(Requirements) Give every line of the material again, exactly as written.

(Entries supplied)

## start

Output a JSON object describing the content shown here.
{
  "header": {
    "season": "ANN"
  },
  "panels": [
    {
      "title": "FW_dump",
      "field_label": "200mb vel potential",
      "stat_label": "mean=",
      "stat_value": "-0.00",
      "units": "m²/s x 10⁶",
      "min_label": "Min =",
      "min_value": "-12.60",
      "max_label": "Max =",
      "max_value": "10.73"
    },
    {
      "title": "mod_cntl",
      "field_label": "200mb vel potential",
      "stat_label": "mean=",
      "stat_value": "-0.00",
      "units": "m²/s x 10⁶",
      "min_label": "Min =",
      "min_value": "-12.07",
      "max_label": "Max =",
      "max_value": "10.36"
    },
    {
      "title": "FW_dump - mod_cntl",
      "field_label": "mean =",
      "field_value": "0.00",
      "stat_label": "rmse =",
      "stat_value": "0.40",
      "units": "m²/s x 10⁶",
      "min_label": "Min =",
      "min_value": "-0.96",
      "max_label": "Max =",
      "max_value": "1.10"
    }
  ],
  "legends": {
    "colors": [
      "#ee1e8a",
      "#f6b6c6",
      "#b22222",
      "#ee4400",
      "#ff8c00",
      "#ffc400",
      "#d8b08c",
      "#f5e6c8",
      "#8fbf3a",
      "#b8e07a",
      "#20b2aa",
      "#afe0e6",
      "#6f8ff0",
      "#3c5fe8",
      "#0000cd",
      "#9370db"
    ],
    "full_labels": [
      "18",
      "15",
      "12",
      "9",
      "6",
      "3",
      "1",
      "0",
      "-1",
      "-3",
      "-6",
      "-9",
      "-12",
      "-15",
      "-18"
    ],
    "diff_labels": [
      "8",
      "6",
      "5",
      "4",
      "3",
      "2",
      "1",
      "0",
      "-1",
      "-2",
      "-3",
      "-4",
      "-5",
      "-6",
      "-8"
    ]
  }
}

## end

(Completed task)
Output a JSON object describing the content shown here.
{
  "header": {
    "season": "ANN"
  },
  "panels": [
    {
      "title": "FW_dump",
      "field_label": "200mb vel potential",
      "stat_label": "mean=",
      "stat_value": "-0.00",
      "units": "m²/s x 10⁶",
      "min_label": "Min =",
      "min_value": "-12.60",
      "max_label": "Max =",
      "max_value": "10.73"
    },
    {
      "title": "mod_cntl",
      "field_label": "200mb vel potential",
      "stat_label": "mean=",
      "stat_value": "-0.00",
      "units": "m²/s x 10⁶",
      "min_label": "Min =",
      "min_value": "-12.07",
      "max_label": "Max =",
      "max_value": "10.36"
    },
    {
      "title": "FW_dump - mod_cntl",
      "field_label": "mean =",
      "field_value": "0.00",
      "stat_label": "rmse =",
      "stat_value": "0.40",
      "units": "m²/s x 10⁶",
      "min_label": "Min =",
      "min_value": "-0.96",
      "max_label": "Max =",
      "max_value": "1.10"
    }
  ],
  "legends": {
    "colors": [
      "#ee1e8a",
      "#f6b6c6",
      "#b22222",
      "#ee4400",
      "#ff8c00",
      "#ffc400",
      "#d8b08c",
      "#f5e6c8",
      "#8fbf3a",
      "#b8e07a",
      "#20b2aa",
      "#afe0e6",
      "#6f8ff0",
      "#3c5fe8",
      "#0000cd",
      "#9370db"
    ],
    "full_labels": [
      "18",
      "15",
      "12",
      "9",
      "6",
      "3",
      "1",
      "0",
      "-1",
      "-3",
      "-6",
      "-9",
      "-12",
      "-15",
      "-18"
    ],
    "diff_labels": [
      "8",
      "6",
      "5",
      "4",
      "3",
      "2",
      "1",
      "0",
      "-1",
      "-2",
      "-3",
      "-4",
      "-5",
      "-6",
      "-8"
    ]
  }
}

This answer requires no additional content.